▶ [PROBLEM DESCRIPTION] Search the material below for the word "Output". Copy every line that has it.

• • •

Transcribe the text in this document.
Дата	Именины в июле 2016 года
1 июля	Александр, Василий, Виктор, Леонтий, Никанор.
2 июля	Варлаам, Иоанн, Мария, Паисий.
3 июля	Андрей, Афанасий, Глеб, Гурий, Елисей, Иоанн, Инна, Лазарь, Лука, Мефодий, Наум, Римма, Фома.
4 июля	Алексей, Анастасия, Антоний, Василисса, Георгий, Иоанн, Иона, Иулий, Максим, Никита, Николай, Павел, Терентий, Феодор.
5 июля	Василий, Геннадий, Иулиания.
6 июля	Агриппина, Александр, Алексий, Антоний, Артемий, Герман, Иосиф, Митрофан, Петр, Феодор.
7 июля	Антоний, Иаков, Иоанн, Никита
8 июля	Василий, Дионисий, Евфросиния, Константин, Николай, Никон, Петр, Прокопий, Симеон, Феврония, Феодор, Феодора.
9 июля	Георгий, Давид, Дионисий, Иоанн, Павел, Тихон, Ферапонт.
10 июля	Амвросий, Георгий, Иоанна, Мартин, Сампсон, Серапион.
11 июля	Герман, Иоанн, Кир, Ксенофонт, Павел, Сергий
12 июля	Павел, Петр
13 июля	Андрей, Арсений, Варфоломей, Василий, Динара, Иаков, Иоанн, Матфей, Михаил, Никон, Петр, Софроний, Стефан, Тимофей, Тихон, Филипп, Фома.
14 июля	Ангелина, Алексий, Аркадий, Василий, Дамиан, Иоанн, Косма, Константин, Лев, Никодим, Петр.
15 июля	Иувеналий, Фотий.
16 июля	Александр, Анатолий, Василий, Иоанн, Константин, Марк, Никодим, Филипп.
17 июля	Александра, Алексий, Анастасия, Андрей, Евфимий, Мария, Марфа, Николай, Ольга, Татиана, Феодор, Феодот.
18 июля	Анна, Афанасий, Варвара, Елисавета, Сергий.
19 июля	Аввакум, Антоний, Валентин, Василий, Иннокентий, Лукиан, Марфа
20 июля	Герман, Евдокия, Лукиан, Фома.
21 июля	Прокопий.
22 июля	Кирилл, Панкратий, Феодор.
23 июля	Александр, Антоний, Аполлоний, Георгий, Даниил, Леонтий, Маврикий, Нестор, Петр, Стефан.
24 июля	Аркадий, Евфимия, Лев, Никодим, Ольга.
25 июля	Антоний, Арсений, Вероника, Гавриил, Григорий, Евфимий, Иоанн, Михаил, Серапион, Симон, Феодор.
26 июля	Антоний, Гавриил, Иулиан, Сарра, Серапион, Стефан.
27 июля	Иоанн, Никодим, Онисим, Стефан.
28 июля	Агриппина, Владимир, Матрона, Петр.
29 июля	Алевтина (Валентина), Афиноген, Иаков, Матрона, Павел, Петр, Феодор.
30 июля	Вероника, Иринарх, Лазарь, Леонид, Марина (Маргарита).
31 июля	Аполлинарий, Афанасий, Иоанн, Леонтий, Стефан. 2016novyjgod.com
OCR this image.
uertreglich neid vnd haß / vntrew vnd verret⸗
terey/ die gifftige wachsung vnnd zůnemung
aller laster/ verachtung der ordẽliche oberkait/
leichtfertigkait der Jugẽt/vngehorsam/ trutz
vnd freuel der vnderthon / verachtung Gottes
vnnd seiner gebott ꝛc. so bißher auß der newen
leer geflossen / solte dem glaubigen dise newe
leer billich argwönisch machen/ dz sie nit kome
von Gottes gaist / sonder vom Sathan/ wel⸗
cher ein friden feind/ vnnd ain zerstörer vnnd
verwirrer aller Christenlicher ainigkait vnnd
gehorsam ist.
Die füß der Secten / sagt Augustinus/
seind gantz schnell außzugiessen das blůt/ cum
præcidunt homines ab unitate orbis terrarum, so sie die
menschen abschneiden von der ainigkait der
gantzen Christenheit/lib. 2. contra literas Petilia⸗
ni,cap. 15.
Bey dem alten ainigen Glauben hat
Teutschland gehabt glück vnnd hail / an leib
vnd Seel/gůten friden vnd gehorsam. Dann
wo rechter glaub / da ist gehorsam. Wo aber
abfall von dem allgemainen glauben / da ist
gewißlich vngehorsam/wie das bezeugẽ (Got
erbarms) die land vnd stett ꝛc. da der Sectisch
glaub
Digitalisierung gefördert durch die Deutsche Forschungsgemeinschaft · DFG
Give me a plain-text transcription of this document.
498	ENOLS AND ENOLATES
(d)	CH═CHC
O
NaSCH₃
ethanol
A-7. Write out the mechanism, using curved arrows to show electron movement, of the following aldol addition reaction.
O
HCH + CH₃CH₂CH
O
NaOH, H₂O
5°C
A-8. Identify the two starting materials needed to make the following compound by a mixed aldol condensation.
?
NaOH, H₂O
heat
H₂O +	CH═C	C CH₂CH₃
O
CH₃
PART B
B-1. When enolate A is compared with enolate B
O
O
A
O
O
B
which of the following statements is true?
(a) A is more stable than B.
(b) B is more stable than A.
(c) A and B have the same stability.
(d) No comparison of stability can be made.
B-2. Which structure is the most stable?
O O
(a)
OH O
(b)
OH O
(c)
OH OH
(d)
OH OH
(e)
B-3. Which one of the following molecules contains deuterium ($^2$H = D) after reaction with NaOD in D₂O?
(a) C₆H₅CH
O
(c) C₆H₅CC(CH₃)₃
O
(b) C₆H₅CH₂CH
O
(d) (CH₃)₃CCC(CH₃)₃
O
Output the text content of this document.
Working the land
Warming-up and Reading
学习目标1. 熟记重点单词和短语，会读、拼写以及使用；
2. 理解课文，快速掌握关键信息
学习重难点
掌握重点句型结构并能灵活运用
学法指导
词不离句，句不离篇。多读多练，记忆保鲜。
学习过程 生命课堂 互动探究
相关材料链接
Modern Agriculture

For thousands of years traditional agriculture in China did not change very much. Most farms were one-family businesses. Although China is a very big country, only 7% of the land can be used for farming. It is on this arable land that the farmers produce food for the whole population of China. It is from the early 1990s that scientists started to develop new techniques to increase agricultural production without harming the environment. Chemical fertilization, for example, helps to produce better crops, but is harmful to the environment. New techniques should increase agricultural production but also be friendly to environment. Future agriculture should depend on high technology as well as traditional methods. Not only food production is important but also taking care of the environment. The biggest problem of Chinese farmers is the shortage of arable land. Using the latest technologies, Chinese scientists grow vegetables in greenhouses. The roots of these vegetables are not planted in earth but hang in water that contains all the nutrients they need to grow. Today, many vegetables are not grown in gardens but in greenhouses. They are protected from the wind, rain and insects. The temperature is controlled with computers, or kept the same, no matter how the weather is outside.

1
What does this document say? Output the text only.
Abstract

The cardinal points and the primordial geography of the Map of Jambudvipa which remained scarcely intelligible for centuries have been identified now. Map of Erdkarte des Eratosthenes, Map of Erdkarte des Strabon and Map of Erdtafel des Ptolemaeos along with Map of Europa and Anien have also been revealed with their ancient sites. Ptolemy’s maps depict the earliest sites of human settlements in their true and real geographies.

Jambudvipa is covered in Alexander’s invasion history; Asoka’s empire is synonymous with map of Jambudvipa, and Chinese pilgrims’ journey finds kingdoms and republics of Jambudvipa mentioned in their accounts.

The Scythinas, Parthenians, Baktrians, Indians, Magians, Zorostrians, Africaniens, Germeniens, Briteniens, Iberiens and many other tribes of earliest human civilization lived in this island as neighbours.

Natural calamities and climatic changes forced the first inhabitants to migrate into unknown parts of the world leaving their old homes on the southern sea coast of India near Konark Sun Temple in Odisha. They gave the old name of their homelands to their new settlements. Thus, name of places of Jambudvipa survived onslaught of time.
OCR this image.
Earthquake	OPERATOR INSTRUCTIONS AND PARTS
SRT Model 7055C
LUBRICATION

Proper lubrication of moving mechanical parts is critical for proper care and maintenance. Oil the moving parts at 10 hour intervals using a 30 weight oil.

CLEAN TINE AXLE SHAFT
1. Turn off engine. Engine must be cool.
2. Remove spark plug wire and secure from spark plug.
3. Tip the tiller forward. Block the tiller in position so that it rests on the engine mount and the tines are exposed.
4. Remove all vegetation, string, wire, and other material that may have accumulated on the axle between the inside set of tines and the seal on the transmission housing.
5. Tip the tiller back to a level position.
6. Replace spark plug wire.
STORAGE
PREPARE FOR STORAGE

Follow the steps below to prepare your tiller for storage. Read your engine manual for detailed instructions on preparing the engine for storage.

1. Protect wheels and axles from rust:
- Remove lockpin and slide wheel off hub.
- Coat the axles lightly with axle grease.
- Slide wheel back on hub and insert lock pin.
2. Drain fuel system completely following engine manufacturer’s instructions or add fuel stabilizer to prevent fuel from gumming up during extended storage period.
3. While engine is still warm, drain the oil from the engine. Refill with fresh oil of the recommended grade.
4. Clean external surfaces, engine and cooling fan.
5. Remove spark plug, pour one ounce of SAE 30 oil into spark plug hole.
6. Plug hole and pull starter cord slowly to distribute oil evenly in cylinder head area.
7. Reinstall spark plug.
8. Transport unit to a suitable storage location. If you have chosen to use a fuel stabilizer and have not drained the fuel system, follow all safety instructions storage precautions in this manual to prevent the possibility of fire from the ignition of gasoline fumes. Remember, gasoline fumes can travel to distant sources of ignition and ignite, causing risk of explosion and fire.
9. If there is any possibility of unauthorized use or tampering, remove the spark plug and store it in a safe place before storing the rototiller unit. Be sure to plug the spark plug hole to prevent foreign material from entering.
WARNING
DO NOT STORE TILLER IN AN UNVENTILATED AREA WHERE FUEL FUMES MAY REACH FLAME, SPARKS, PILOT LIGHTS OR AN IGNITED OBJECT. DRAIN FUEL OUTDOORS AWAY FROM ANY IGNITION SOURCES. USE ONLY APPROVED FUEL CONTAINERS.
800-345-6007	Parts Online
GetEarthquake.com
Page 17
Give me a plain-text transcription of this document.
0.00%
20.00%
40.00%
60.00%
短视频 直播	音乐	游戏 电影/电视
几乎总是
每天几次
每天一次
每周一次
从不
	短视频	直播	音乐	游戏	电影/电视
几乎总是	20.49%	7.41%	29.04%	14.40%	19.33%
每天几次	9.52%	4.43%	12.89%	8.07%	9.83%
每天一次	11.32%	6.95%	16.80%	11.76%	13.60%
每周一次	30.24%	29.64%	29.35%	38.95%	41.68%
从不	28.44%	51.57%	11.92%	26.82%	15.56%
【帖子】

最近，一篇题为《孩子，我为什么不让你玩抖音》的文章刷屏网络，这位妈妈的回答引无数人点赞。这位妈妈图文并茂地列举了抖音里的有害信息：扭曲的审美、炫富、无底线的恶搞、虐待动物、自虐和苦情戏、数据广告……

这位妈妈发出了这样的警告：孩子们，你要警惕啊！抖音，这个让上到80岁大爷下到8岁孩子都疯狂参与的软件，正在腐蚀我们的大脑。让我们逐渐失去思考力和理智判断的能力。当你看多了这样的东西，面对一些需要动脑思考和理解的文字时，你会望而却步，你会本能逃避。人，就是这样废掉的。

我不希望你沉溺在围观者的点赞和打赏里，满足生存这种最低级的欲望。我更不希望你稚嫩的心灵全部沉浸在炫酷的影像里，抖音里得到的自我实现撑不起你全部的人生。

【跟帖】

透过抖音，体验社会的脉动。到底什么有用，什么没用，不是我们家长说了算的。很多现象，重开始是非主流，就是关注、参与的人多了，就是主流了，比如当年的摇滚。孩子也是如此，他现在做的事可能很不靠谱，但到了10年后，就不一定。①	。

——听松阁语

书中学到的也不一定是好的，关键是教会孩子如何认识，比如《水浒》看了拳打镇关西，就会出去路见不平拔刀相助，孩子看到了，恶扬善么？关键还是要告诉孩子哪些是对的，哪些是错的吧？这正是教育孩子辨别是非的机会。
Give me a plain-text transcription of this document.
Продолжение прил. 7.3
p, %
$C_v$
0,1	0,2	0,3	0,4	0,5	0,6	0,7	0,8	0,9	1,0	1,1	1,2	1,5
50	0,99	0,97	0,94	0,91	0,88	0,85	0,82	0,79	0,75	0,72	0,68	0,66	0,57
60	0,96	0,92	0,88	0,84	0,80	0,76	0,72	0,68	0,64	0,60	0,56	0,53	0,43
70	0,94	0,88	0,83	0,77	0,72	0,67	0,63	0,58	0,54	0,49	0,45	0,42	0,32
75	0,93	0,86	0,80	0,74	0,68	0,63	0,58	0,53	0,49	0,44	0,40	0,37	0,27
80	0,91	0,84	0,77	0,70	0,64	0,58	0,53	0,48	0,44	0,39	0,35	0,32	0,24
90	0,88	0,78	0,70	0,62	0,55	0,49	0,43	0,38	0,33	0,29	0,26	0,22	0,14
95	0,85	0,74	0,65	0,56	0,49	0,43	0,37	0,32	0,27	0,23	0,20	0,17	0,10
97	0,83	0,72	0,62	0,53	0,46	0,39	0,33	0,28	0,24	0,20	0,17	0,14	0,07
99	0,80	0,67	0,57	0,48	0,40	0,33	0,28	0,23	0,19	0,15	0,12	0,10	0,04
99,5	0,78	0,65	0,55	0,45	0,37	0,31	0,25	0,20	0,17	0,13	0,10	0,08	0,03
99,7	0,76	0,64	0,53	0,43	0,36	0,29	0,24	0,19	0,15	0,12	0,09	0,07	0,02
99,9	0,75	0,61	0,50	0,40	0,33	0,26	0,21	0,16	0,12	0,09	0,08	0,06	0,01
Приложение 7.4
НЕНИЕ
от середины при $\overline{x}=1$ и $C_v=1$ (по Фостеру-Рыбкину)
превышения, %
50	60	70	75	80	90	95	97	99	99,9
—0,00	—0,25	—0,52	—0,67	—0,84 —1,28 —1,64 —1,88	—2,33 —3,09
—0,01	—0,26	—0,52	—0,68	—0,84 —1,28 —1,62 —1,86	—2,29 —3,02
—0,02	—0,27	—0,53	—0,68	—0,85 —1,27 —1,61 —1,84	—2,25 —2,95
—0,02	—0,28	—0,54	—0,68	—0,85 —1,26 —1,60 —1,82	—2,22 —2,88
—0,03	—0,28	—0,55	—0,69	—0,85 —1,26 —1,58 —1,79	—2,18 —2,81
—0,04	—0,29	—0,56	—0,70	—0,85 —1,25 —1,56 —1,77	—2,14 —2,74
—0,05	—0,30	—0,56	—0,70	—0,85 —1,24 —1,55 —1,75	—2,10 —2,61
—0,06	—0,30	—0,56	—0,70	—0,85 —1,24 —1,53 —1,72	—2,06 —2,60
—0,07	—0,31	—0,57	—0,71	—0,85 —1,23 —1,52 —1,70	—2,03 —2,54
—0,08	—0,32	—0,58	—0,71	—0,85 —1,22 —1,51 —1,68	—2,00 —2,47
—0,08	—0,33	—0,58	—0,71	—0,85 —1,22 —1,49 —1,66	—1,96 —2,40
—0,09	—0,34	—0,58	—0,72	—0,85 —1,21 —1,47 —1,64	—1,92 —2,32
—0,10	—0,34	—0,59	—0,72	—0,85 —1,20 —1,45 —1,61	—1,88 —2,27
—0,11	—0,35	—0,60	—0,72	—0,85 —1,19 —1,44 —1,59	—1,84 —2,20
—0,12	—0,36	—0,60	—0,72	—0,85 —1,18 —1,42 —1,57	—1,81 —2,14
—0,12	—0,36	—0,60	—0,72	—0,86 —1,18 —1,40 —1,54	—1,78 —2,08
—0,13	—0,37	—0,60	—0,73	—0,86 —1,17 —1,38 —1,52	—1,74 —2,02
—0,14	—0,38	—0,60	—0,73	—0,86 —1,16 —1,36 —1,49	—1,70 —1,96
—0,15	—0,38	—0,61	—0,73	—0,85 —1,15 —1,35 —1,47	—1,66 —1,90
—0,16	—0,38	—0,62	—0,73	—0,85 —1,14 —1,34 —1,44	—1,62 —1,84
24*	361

• • •

▶ [EXERCISE ANSWER]
Output the text content of this document.
What does this document say? Output the text only.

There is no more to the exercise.